Data supplied:
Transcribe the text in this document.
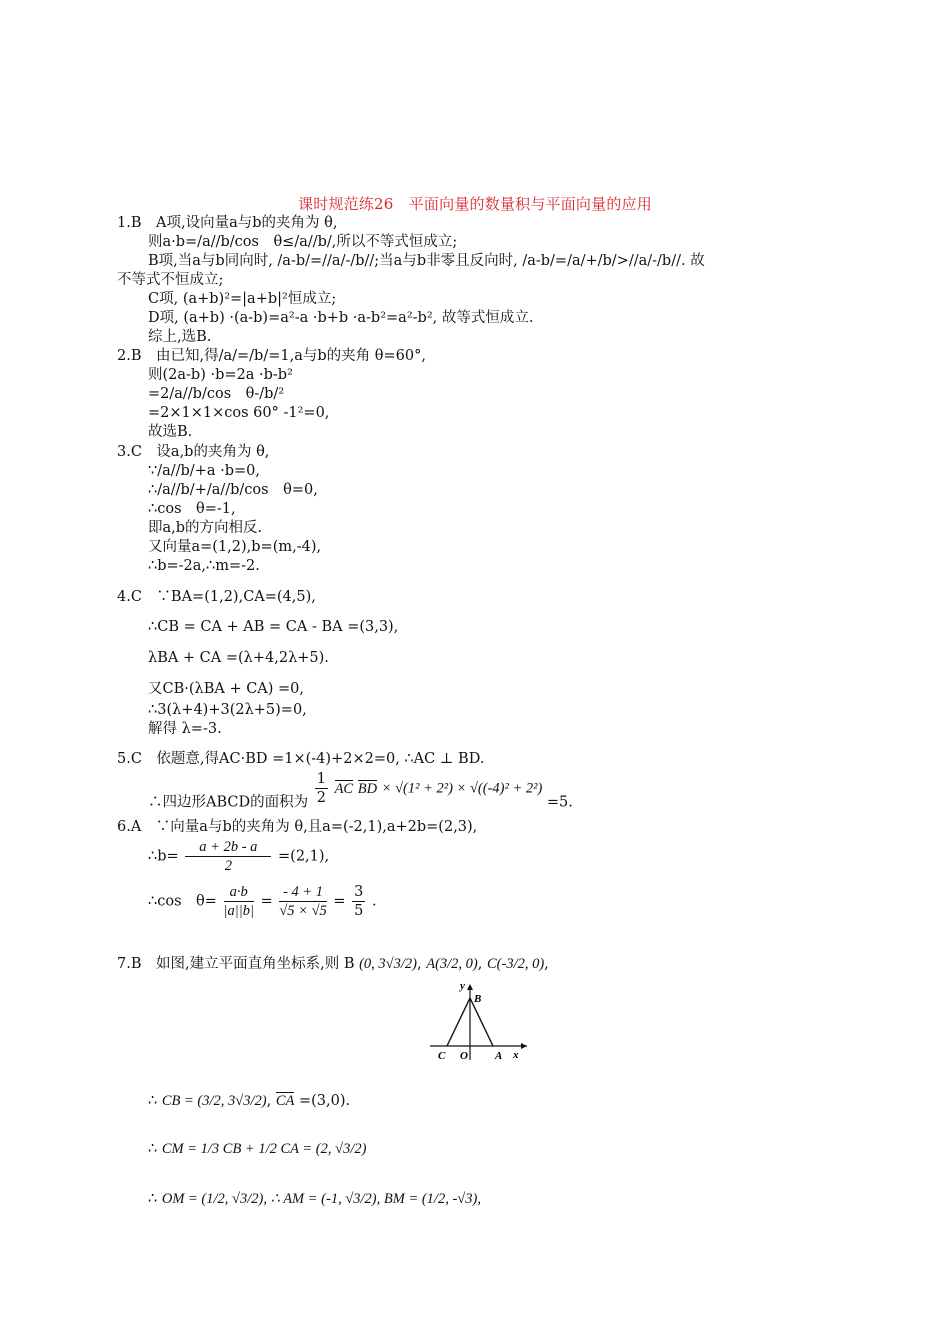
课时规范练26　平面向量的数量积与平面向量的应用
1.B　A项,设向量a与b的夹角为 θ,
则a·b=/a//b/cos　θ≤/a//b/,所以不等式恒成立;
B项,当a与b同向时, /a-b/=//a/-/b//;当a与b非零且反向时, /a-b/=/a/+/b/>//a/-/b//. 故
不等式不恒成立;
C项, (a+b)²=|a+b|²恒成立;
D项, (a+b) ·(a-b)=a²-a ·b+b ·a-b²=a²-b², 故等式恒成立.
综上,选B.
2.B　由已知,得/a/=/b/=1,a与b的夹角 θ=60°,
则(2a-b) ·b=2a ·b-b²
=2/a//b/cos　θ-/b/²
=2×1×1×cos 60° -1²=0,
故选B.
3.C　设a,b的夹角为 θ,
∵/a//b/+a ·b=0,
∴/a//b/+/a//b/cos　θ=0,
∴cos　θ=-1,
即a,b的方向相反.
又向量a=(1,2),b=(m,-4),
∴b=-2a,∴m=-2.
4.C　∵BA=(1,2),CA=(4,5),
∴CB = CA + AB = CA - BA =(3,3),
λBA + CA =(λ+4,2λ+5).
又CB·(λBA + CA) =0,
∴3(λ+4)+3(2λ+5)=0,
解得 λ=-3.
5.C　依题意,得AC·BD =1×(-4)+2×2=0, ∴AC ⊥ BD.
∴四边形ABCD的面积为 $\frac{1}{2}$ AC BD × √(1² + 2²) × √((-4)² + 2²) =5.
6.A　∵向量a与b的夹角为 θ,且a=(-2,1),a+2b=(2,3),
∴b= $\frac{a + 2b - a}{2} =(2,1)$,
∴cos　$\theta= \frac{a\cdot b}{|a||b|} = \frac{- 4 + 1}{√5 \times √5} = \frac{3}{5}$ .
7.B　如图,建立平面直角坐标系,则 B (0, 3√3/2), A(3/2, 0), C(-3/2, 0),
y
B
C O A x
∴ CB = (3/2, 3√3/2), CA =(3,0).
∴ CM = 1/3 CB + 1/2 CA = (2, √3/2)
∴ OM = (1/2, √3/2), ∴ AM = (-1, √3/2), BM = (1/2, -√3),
...
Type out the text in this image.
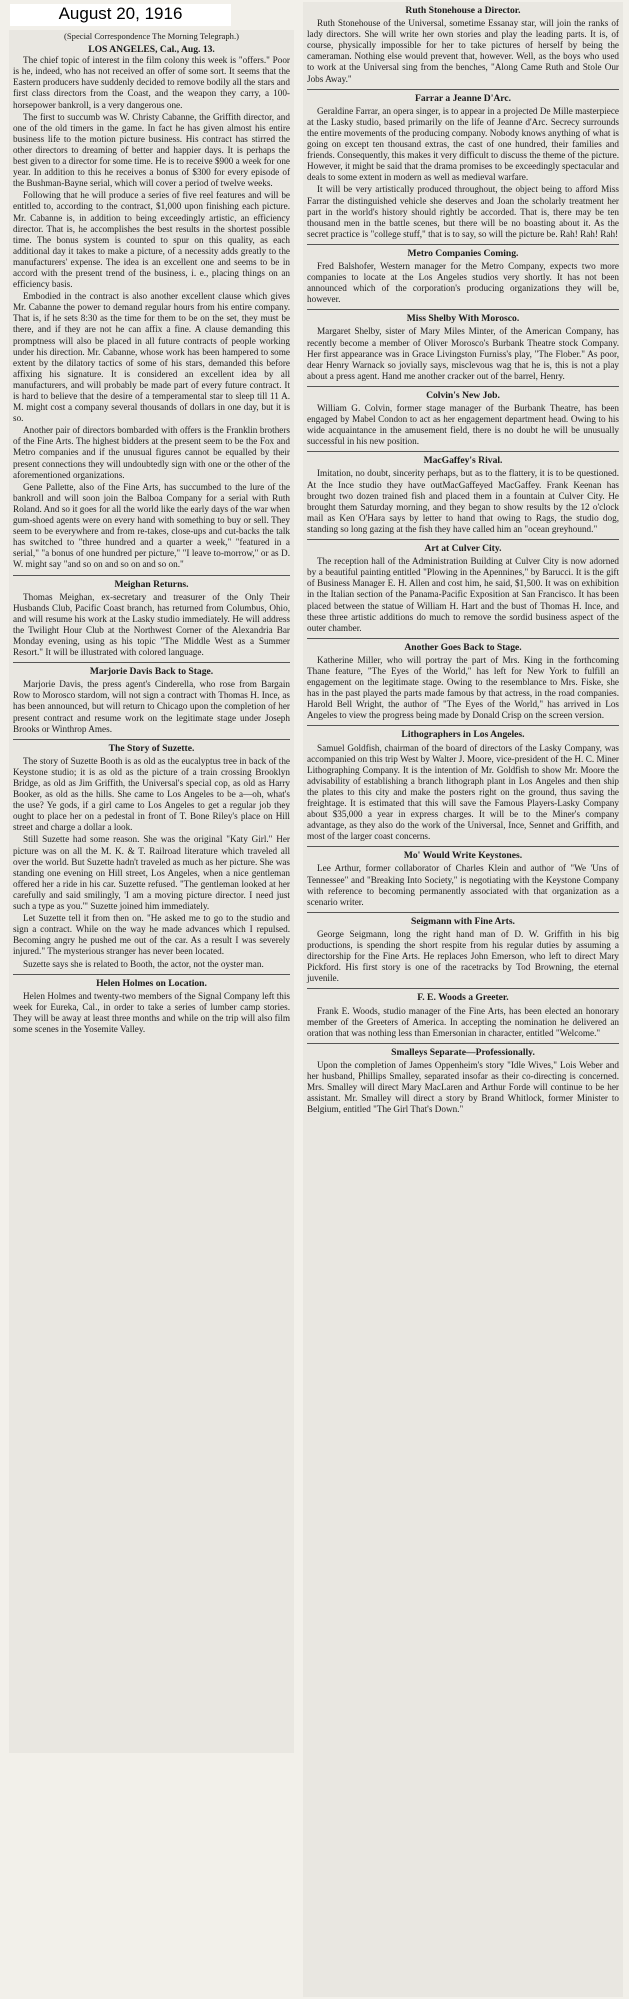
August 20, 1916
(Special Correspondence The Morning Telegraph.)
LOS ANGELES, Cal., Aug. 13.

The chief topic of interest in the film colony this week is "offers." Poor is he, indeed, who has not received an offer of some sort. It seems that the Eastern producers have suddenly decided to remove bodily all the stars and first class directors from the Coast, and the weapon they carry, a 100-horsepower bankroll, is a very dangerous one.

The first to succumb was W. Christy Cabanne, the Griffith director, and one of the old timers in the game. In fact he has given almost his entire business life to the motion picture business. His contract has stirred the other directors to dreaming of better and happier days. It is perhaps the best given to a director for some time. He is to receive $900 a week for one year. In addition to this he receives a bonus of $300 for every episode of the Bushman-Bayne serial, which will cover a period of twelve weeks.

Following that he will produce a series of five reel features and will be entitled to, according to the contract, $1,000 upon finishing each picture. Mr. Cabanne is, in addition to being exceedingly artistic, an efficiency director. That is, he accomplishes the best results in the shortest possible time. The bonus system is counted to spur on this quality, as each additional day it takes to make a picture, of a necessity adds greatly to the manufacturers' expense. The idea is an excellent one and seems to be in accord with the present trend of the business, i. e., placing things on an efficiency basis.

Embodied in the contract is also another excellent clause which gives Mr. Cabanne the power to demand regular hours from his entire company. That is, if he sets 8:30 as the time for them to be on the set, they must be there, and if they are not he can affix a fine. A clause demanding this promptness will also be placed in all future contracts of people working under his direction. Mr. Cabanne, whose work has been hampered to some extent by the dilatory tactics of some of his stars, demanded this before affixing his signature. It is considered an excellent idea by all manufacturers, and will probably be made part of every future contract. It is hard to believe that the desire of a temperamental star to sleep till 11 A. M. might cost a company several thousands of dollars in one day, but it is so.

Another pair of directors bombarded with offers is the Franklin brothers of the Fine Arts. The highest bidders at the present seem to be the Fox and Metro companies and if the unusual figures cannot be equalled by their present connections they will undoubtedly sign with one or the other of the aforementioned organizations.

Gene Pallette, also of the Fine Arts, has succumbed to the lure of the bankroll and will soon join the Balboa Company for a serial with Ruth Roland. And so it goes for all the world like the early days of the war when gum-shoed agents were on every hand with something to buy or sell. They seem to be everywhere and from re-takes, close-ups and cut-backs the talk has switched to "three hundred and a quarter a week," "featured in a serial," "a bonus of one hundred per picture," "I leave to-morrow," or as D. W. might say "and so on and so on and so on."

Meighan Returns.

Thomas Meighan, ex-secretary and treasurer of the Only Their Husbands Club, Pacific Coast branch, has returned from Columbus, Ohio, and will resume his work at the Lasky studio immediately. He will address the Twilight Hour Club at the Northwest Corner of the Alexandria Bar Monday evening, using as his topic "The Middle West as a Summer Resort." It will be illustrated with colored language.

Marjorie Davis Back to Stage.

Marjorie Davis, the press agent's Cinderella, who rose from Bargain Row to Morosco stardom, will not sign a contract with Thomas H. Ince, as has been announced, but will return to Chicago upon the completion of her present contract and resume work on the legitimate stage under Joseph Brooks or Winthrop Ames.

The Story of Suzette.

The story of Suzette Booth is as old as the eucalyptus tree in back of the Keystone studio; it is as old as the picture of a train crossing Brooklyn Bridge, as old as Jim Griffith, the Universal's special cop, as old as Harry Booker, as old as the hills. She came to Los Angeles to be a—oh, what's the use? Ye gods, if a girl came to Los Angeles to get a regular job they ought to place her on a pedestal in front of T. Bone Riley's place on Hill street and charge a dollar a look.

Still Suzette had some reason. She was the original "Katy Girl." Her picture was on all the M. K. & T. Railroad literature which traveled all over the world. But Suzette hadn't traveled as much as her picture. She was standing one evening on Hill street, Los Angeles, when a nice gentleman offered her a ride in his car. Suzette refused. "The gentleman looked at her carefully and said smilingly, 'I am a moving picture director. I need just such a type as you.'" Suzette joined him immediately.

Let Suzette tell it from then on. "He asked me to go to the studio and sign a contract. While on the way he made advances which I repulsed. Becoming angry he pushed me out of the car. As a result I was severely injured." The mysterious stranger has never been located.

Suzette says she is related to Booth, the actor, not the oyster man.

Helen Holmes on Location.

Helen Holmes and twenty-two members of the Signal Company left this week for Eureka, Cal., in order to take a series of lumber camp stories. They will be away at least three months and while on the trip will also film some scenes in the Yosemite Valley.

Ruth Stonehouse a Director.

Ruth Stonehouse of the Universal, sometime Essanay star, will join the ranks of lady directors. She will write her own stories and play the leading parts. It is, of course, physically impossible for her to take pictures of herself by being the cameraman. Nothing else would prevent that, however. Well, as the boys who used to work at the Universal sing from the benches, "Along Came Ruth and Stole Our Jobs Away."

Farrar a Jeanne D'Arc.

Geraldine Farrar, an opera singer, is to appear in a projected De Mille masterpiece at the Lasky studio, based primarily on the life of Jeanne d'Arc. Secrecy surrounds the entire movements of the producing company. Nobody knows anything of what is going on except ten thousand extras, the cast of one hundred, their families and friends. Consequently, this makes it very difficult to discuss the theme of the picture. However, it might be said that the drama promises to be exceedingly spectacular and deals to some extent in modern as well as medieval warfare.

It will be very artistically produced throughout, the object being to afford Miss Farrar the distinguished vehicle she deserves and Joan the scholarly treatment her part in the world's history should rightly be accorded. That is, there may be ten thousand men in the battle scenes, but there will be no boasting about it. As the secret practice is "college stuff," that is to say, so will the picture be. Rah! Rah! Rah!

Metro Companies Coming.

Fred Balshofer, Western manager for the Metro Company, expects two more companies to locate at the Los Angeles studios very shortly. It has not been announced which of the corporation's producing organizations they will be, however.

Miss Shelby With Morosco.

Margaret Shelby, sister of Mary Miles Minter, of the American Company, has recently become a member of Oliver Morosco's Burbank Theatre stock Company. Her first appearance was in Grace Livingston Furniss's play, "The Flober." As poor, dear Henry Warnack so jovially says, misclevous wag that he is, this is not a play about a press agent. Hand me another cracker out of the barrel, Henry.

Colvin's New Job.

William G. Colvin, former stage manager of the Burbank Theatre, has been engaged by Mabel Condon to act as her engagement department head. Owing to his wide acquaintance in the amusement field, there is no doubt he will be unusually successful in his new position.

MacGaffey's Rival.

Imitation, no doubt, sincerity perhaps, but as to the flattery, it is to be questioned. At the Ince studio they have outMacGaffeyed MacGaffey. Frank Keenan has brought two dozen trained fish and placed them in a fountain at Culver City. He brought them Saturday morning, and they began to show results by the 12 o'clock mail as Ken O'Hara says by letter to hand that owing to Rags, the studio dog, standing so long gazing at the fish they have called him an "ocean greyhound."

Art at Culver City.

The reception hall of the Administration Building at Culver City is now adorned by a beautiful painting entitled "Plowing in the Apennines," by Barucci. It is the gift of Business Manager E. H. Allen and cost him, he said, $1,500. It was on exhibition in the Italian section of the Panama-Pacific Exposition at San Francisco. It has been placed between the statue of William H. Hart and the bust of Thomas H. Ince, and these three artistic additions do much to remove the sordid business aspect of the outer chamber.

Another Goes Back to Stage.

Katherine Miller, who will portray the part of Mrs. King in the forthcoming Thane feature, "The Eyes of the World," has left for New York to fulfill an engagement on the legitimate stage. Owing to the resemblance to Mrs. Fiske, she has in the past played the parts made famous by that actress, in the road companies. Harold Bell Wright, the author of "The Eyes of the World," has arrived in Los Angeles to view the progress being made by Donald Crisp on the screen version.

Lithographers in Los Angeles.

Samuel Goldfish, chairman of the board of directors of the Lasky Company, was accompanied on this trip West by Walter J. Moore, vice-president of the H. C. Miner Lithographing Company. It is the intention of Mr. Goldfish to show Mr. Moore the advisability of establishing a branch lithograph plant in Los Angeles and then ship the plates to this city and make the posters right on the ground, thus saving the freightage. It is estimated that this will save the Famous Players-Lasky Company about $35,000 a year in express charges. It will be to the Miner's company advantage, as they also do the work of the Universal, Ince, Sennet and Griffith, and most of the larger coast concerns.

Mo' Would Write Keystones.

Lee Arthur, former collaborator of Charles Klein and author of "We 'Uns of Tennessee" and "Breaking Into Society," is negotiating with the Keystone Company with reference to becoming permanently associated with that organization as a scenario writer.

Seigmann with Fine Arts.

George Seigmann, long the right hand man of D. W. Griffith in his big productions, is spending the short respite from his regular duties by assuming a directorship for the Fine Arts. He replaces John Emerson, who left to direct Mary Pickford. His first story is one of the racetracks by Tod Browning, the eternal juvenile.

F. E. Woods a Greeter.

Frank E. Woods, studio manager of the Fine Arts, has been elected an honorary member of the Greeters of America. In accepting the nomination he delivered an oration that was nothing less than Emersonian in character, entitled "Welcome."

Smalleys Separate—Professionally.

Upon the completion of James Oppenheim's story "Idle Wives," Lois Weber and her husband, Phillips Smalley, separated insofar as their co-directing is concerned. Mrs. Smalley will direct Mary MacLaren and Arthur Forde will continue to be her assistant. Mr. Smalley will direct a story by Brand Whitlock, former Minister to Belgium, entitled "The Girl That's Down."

Problem: In the listing above, find the lines holding the word "Meighan" and copy them.

Task result:
Meighan Returns.
Thomas Meighan, ex-secretary and treasurer of the Only Their Husbands Club, Pacific Coast branch, has returned from Columbus, Ohio, and will resume his work at the Lasky studio immediately. He will address the Twilight Hour Club at the Northwest Corner of the Alexandria Bar Monday evening, using as his topic "The Middle West as a Summer Resort." It will be illustrated with colored language.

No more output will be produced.